Report the count of lines where the string "name" appears, and nothing else.

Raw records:
________________________
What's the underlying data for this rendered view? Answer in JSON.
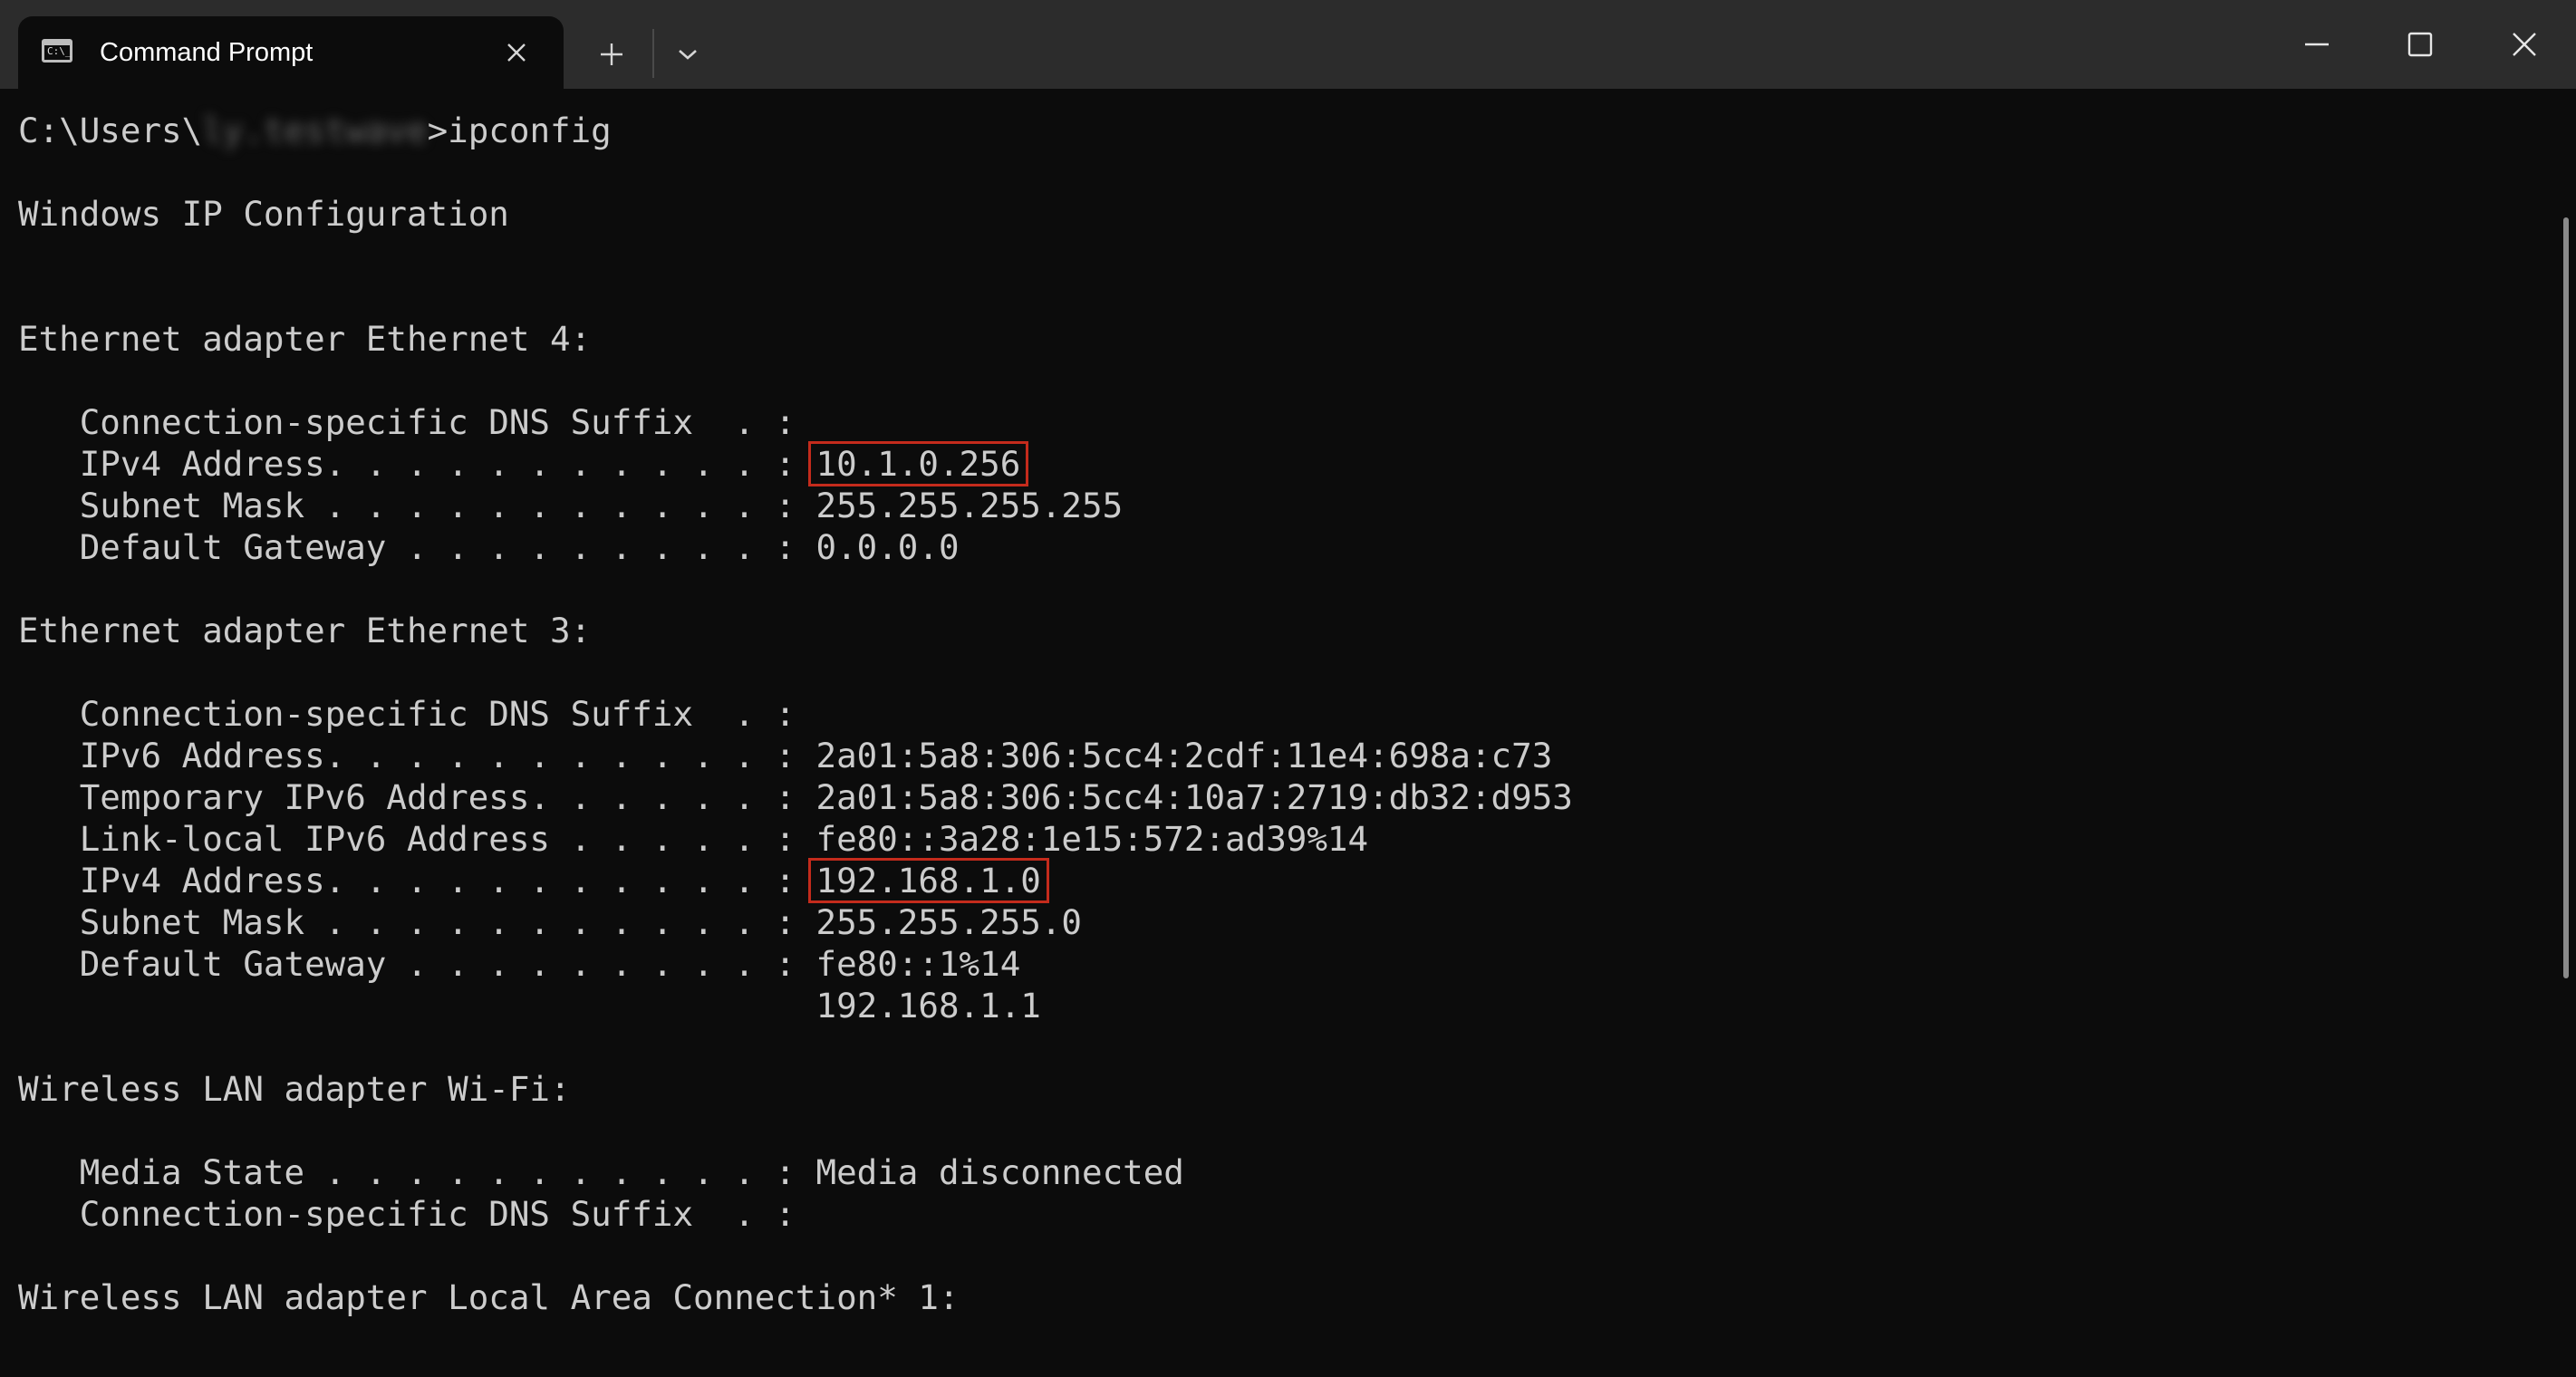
{
  "tab": {
    "title": "Command Prompt",
    "icon": "terminal-icon",
    "icon_glyph": "C:\\_"
  },
  "titlebar": {
    "new_tab_icon": "plus-icon",
    "dropdown_icon": "chevron-down-icon",
    "minimize_icon": "minimize-icon",
    "maximize_icon": "maximize-icon",
    "close_icon": "close-icon"
  },
  "colors": {
    "terminal_bg": "#0c0c0c",
    "titlebar_bg": "#2c2c2c",
    "text": "#cccccc",
    "highlight_box": "#c42b1c"
  },
  "terminal": {
    "prompt_path": "C:\\Users\\",
    "prompt_user": "ly.testwave",
    "prompt_cmd": ">ipconfig",
    "lines": [
      "",
      "Windows IP Configuration",
      "",
      "",
      "Ethernet adapter Ethernet 4:",
      "",
      "   Connection-specific DNS Suffix  . :",
      "   IPv4 Address. . . . . . . . . . . : ",
      "   Subnet Mask . . . . . . . . . . . : 255.255.255.255",
      "   Default Gateway . . . . . . . . . : 0.0.0.0",
      "",
      "Ethernet adapter Ethernet 3:",
      "",
      "   Connection-specific DNS Suffix  . :",
      "   IPv6 Address. . . . . . . . . . . : 2a01:5a8:306:5cc4:2cdf:11e4:698a:c73",
      "   Temporary IPv6 Address. . . . . . : 2a01:5a8:306:5cc4:10a7:2719:db32:d953",
      "   Link-local IPv6 Address . . . . . : fe80::3a28:1e15:572:ad39%14",
      "   IPv4 Address. . . . . . . . . . . : ",
      "   Subnet Mask . . . . . . . . . . . : 255.255.255.0",
      "   Default Gateway . . . . . . . . . : fe80::1%14",
      "                                       192.168.1.1",
      "",
      "Wireless LAN adapter Wi-Fi:",
      "",
      "   Media State . . . . . . . . . . . : Media disconnected",
      "   Connection-specific DNS Suffix  . :",
      "",
      "Wireless LAN adapter Local Area Connection* 1:"
    ],
    "highlighted_ipv4_eth4": "10.1.0.256",
    "highlighted_ipv4_eth3": "192.168.1.0"
  }
}
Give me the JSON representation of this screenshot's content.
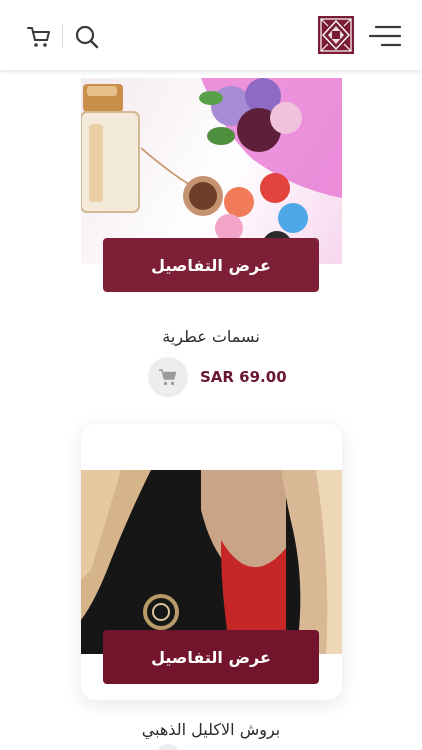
{
  "header": {
    "icons": [
      "cart-icon",
      "search-icon",
      "logo",
      "menu-icon"
    ]
  },
  "products": [
    {
      "details_label": "عرض التفاصيل",
      "name": "نسمات عطرية",
      "price": "SAR 69.00"
    },
    {
      "details_label": "عرض التفاصيل",
      "name": "بروش الاكليل الذهبي"
    }
  ],
  "colors": {
    "accent": "#7d2037",
    "price": "#6a1730",
    "icon_bg": "#ededed"
  }
}
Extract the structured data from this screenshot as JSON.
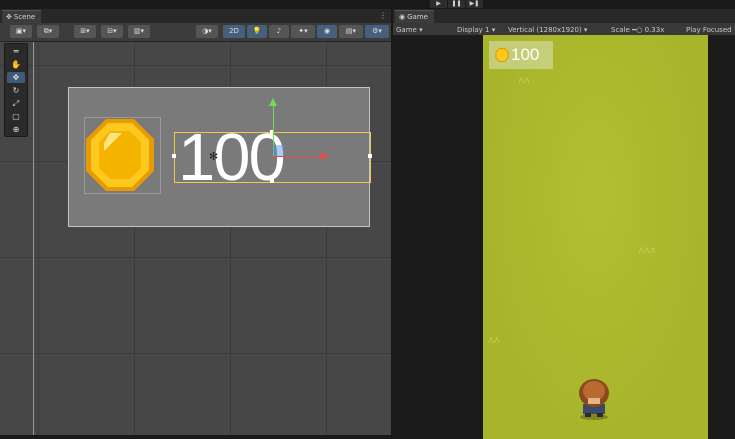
{
  "play_controls": {
    "play": "▶",
    "pause": "❚❚",
    "step": "▶❚"
  },
  "scene": {
    "tab_label": "Scene",
    "canvas": {
      "score_text": "100"
    }
  },
  "game": {
    "tab_label": "Game",
    "toolbar": {
      "mode": "Game",
      "display": "Display 1",
      "resolution": "Vertical (1280x1920)",
      "scale_label": "Scale",
      "scale_value": "0.33x",
      "play_focused": "Play Focused"
    },
    "hud": {
      "score": "100"
    }
  },
  "colors": {
    "grass": "#a8b42a",
    "coin": "#f5b800",
    "selection": "#f2c94c"
  }
}
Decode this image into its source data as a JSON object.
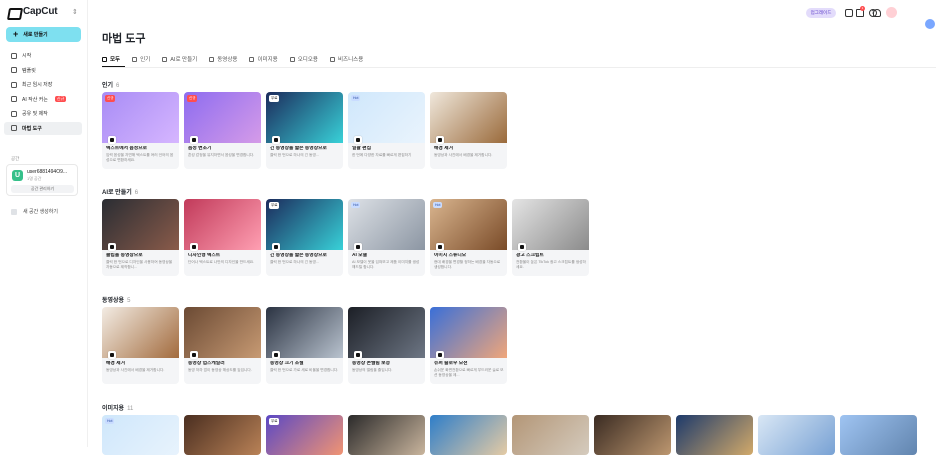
{
  "app": {
    "logo": "CapCut"
  },
  "sidebar": {
    "new_button": "새로 만들기",
    "items": [
      {
        "label": "시작",
        "icon": "home-icon"
      },
      {
        "label": "템플릿",
        "icon": "template-icon"
      },
      {
        "label": "최근 임시 저장",
        "icon": "clock-icon"
      },
      {
        "label": "AI 작산 커는",
        "icon": "ai-icon",
        "badge": "신규"
      },
      {
        "label": "공유 및 제작",
        "icon": "share-icon"
      },
      {
        "label": "마법 도구",
        "icon": "magic-icon",
        "active": true
      }
    ],
    "space_label": "공간",
    "user": {
      "initial": "U",
      "name": "user6881494O9...",
      "sub": "1명 공간",
      "button": "공간 관리하기"
    },
    "new_space": "새 공간 생성하기"
  },
  "topbar": {
    "upgrade": "업그레이드",
    "notif_count": "1"
  },
  "main": {
    "title": "마법 도구",
    "tabs": [
      "모두",
      "인기",
      "AI로 만들기",
      "동영상용",
      "이미지용",
      "오디오용",
      "비즈니스용"
    ]
  },
  "sections": [
    {
      "title": "인기",
      "count": "6",
      "cards": [
        {
          "title": "텍스트에서 음성으로",
          "desc": "입력 음성을 자연해 텍스트를 여러 언어의 음성으로 변환하세요.",
          "tag": "신규",
          "tag_style": "red"
        },
        {
          "title": "음성 변조기",
          "desc": "혼성 감정을 유지하면서 음성을 변경합니다.",
          "tag": "신규",
          "tag_style": "red"
        },
        {
          "title": "긴 동영상을 짧은 동영상으로",
          "desc": "클릭 한 번으로 하나의 긴 동영...",
          "tag": "무료",
          "tag_style": "white"
        },
        {
          "title": "일괄 편집",
          "desc": "한 번에 다양한 자료를 빠르게 편집하기",
          "tag": "Hot",
          "tag_style": "blue"
        },
        {
          "title": "배경 제거",
          "desc": "동영상과 사진에서 배경을 제거합니다.",
          "tag": "",
          "tag_style": ""
        }
      ]
    },
    {
      "title": "AI로 만들기",
      "count": "6",
      "cards": [
        {
          "title": "클립을 동영상으로",
          "desc": "클릭 한 번으로 디자인을 사용하여 동영상을 자동으로 제작합니...",
          "tag": "",
          "tag_style": ""
        },
        {
          "title": "디자인형 텍스트",
          "desc": "단어나 텍스트로 나만의 디자인을 만드세요.",
          "tag": "",
          "tag_style": ""
        },
        {
          "title": "긴 동영상을 짧은 동영상으로",
          "desc": "클릭 한 번으로 하나의 긴 동영...",
          "tag": "무료",
          "tag_style": "white"
        },
        {
          "title": "AI 모델",
          "desc": "AI 모델이 옷을 입혀보고 제품 이미지를 생성해드릴 합니다.",
          "tag": "Hot",
          "tag_style": "blue"
        },
        {
          "title": "이미지 스튜디오",
          "desc": "현대 배경을 변경할 정하는 배경을 자동으로 생성합니다.",
          "tag": "Hot",
          "tag_style": "blue"
        },
        {
          "title": "광고 스크립트",
          "desc": "전환율이 높은 TikTok 광고 스크립트를 생성하세요.",
          "tag": "",
          "tag_style": ""
        }
      ]
    },
    {
      "title": "동영상용",
      "count": "5",
      "cards": [
        {
          "title": "배경 제거",
          "desc": "동영상과 사진에서 배경을 제거합니다.",
          "tag": "",
          "tag_style": ""
        },
        {
          "title": "동영상 업스케일러",
          "desc": "동영 저하 없이 동영상 해상도를 높입니다.",
          "tag": "",
          "tag_style": ""
        },
        {
          "title": "동영상 크기 조절",
          "desc": "클릭 한 번으로 가로 세로 비율을 변경합니다.",
          "tag": "",
          "tag_style": ""
        },
        {
          "title": "동영상 손떨림 보정",
          "desc": "동영상의 떨림을 줄입니다.",
          "tag": "",
          "tag_style": ""
        },
        {
          "title": "슈퍼 슬로우 모션",
          "desc": "손쉬운 화면전환으로 빠르게 부드러운 슬로 모션 동영상을 제...",
          "tag": "",
          "tag_style": ""
        }
      ]
    },
    {
      "title": "이미지용",
      "count": "11",
      "cards": [
        {
          "tag": "Hot",
          "tag_style": "blue"
        },
        {
          "tag": "",
          "tag_style": ""
        },
        {
          "tag": "무료",
          "tag_style": "white"
        },
        {
          "tag": "",
          "tag_style": ""
        },
        {
          "tag": "",
          "tag_style": ""
        },
        {
          "tag": "",
          "tag_style": ""
        },
        {
          "tag": "",
          "tag_style": ""
        },
        {
          "tag": "",
          "tag_style": ""
        },
        {
          "tag": "",
          "tag_style": ""
        },
        {
          "tag": "",
          "tag_style": ""
        }
      ]
    }
  ],
  "colors": {
    "accent": "#7ee0f0",
    "badge": "#ff4d4f",
    "upgrade_bg": "#e3dcfb"
  }
}
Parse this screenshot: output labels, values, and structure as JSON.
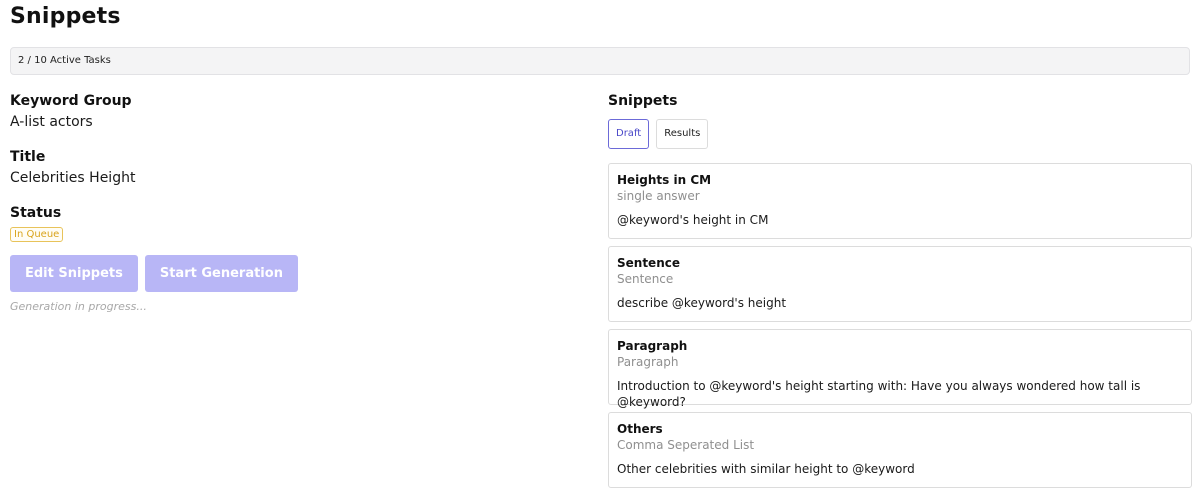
________________________
_WRITTEN ANSWER:_
3